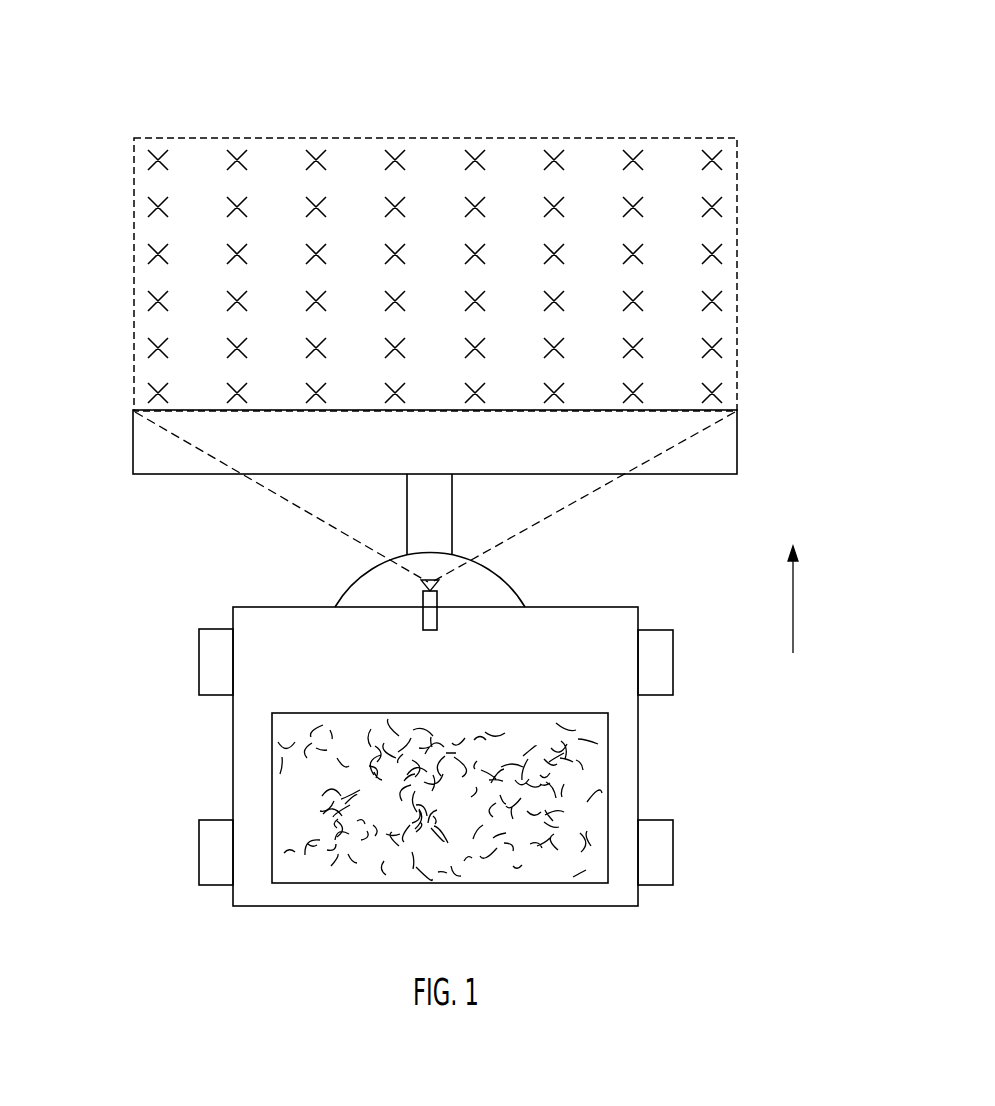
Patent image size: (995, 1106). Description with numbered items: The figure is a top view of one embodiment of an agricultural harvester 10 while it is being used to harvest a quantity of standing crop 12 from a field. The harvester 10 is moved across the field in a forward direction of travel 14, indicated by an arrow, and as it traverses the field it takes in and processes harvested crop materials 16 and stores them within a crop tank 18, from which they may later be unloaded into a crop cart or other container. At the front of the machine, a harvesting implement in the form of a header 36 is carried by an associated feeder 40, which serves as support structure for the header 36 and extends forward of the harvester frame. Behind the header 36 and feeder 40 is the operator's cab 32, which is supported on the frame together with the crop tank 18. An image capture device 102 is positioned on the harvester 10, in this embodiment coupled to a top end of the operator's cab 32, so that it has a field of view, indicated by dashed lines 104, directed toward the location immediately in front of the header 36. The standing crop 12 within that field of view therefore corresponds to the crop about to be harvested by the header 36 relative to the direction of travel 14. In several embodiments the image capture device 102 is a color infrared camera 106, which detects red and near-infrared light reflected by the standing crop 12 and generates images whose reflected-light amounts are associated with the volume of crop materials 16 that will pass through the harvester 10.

The agricultural harvester 10 is at (165, 745).
The standing crop 12 is at (508, 155).
The direction of travel 14 is at (793, 600).
The harvested crop materials 16 is at (575, 803).
The crop tank 18 is at (533, 883).
The operator's cab 32 is at (613, 648).
The header 36 is at (737, 439).
The feeder 40 is at (407, 518).
The image capture device 102 is at (410, 625).
The dashed lines 104 is at (640, 138).
The color infrared camera 106 is at (440, 618).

### Task brief
Repeat all of the lines above word for word, leaving out the picture.

### Reply to the task
Patent image size: (995, 1106). Description with numbered items: The figure is a top view of one embodiment of an agricultural harvester 10 while it is being used to harvest a quantity of standing crop 12 from a field. The harvester 10 is moved across the field in a forward direction of travel 14, indicated by an arrow, and as it traverses the field it takes in and processes harvested crop materials 16 and stores them within a crop tank 18, from which they may later be unloaded into a crop cart or other container. At the front of the machine, a harvesting implement in the form of a header 36 is carried by an associated feeder 40, which serves as support structure for the header 36 and extends forward of the harvester frame. Behind the header 36 and feeder 40 is the operator's cab 32, which is supported on the frame together with the crop tank 18. An image capture device 102 is positioned on the harvester 10, in this embodiment coupled to a top end of the operator's cab 32, so that it has a field of view, indicated by dashed lines 104, directed toward the location immediately in front of the header 36. The standing crop 12 within that field of view therefore corresponds to the crop about to be harvested by the header 36 relative to the direction of travel 14. In several embodiments the image capture device 102 is a color infrared camera 106, which detects red and near-infrared light reflected by the standing crop 12 and generates images whose reflected-light amounts are associated with the volume of crop materials 16 that will pass through the harvester 10.

The agricultural harvester 10 is at (165, 745).
The standing crop 12 is at (508, 155).
The direction of travel 14 is at (793, 600).
The harvested crop materials 16 is at (575, 803).
The crop tank 18 is at (533, 883).
The operator's cab 32 is at (613, 648).
The header 36 is at (737, 439).
The feeder 40 is at (407, 518).
The image capture device 102 is at (410, 625).
The dashed lines 104 is at (640, 138).
The color infrared camera 106 is at (440, 618).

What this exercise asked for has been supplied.